== SET PROBLEM ==
Repeat every record below exactly as written.

[Items from a data source]
_____

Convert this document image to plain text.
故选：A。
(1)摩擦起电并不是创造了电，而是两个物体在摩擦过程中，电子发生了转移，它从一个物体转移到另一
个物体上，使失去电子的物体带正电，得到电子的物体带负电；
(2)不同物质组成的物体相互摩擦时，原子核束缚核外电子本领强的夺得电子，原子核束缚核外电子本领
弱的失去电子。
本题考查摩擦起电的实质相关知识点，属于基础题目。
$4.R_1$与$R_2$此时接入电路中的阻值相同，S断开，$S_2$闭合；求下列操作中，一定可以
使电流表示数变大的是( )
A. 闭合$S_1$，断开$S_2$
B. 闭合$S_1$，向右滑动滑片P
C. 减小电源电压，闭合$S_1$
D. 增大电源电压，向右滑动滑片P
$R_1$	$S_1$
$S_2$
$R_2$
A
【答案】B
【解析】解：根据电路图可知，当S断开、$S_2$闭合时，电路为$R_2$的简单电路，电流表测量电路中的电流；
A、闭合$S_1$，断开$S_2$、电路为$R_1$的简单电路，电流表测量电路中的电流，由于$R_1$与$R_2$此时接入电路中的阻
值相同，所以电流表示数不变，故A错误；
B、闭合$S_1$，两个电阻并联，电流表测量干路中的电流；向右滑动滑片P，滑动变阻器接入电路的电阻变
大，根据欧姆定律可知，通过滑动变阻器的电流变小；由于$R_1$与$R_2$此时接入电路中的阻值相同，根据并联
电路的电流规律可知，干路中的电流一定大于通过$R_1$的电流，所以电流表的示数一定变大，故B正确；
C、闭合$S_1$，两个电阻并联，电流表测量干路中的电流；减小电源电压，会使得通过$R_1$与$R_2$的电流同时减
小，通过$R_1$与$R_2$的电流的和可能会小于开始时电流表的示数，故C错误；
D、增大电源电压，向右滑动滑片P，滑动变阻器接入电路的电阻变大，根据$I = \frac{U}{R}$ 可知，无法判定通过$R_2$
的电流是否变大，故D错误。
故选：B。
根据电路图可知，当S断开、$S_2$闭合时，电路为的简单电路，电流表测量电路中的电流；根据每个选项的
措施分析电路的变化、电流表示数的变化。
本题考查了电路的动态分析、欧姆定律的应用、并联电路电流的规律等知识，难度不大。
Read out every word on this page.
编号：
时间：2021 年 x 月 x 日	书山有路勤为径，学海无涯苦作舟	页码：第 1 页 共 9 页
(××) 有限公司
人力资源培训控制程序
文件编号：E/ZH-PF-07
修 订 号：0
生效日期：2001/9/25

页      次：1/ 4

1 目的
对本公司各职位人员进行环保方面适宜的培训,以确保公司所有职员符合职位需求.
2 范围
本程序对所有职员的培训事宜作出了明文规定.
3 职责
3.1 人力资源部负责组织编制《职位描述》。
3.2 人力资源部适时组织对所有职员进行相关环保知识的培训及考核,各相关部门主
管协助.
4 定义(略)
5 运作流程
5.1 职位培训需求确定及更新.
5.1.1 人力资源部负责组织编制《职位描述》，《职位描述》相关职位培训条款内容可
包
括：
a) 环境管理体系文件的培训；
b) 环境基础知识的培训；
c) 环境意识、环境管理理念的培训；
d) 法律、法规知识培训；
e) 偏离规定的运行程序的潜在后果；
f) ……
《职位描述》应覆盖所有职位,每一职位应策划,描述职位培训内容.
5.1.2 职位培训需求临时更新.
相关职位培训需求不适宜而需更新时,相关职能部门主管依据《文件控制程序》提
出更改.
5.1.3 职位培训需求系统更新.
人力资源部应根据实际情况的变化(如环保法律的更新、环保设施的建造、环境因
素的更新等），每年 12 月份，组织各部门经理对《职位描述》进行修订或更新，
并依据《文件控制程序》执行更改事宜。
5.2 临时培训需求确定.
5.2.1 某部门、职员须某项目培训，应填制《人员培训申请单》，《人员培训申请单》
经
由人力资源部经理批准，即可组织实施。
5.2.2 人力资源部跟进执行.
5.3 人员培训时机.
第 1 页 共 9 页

_____

== TASK SOLUTION ==
Convert this document image to plain text.
故选：A。
(1)摩擦起电并不是创造了电，而是两个物体在摩擦过程中，电子发生了转移，它从一个物体转移到另一
个物体上，使失去电子的物体带正电，得到电子的物体带负电；
(2)不同物质组成的物体相互摩擦时，原子核束缚核外电子本领强的夺得电子，原子核束缚核外电子本领
弱的失去电子。
本题考查摩擦起电的实质相关知识点，属于基础题目。
$4.R_1$与$R_2$此时接入电路中的阻值相同，S断开，$S_2$闭合；求下列操作中，一定可以
使电流表示数变大的是( )
A. 闭合$S_1$，断开$S_2$
B. 闭合$S_1$，向右滑动滑片P
C. 减小电源电压，闭合$S_1$
D. 增大电源电压，向右滑动滑片P
$R_1$	$S_1$
$S_2$
$R_2$
A
【答案】B
【解析】解：根据电路图可知，当S断开、$S_2$闭合时，电路为$R_2$的简单电路，电流表测量电路中的电流；
A、闭合$S_1$，断开$S_2$、电路为$R_1$的简单电路，电流表测量电路中的电流，由于$R_1$与$R_2$此时接入电路中的阻
值相同，所以电流表示数不变，故A错误；
B、闭合$S_1$，两个电阻并联，电流表测量干路中的电流；向右滑动滑片P，滑动变阻器接入电路的电阻变
大，根据欧姆定律可知，通过滑动变阻器的电流变小；由于$R_1$与$R_2$此时接入电路中的阻值相同，根据并联
电路的电流规律可知，干路中的电流一定大于通过$R_1$的电流，所以电流表的示数一定变大，故B正确；
C、闭合$S_1$，两个电阻并联，电流表测量干路中的电流；减小电源电压，会使得通过$R_1$与$R_2$的电流同时减
小，通过$R_1$与$R_2$的电流的和可能会小于开始时电流表的示数，故C错误；
D、增大电源电压，向右滑动滑片P，滑动变阻器接入电路的电阻变大，根据$I = \frac{U}{R}$ 可知，无法判定通过$R_2$
的电流是否变大，故D错误。
故选：B。
根据电路图可知，当S断开、$S_2$闭合时，电路为的简单电路，电流表测量电路中的电流；根据每个选项的
措施分析电路的变化、电流表示数的变化。
本题考查了电路的动态分析、欧姆定律的应用、并联电路电流的规律等知识，难度不大。
Read out every word on this page.
编号：
时间：2021 年 x 月 x 日	书山有路勤为径，学海无涯苦作舟	页码：第 1 页 共 9 页
(××) 有限公司
人力资源培训控制程序
文件编号：E/ZH-PF-07
修 订 号：0
生效日期：2001/9/25

页      次：1/ 4

1 目的
对本公司各职位人员进行环保方面适宜的培训,以确保公司所有职员符合职位需求.
2 范围
本程序对所有职员的培训事宜作出了明文规定.
3 职责
3.1 人力资源部负责组织编制《职位描述》。
3.2 人力资源部适时组织对所有职员进行相关环保知识的培训及考核,各相关部门主
管协助.
4 定义(略)
5 运作流程
5.1 职位培训需求确定及更新.
5.1.1 人力资源部负责组织编制《职位描述》，《职位描述》相关职位培训条款内容可
包
括：
a) 环境管理体系文件的培训；
b) 环境基础知识的培训；
c) 环境意识、环境管理理念的培训；
d) 法律、法规知识培训；
e) 偏离规定的运行程序的潜在后果；
f) ……
《职位描述》应覆盖所有职位,每一职位应策划,描述职位培训内容.
5.1.2 职位培训需求临时更新.
相关职位培训需求不适宜而需更新时,相关职能部门主管依据《文件控制程序》提
出更改.
5.1.3 职位培训需求系统更新.
人力资源部应根据实际情况的变化(如环保法律的更新、环保设施的建造、环境因
素的更新等），每年 12 月份，组织各部门经理对《职位描述》进行修订或更新，
并依据《文件控制程序》执行更改事宜。
5.2 临时培训需求确定.
5.2.1 某部门、职员须某项目培训，应填制《人员培训申请单》，《人员培训申请单》
经
由人力资源部经理批准，即可组织实施。
5.2.2 人力资源部跟进执行.
5.3 人员培训时机.
第 1 页 共 9 页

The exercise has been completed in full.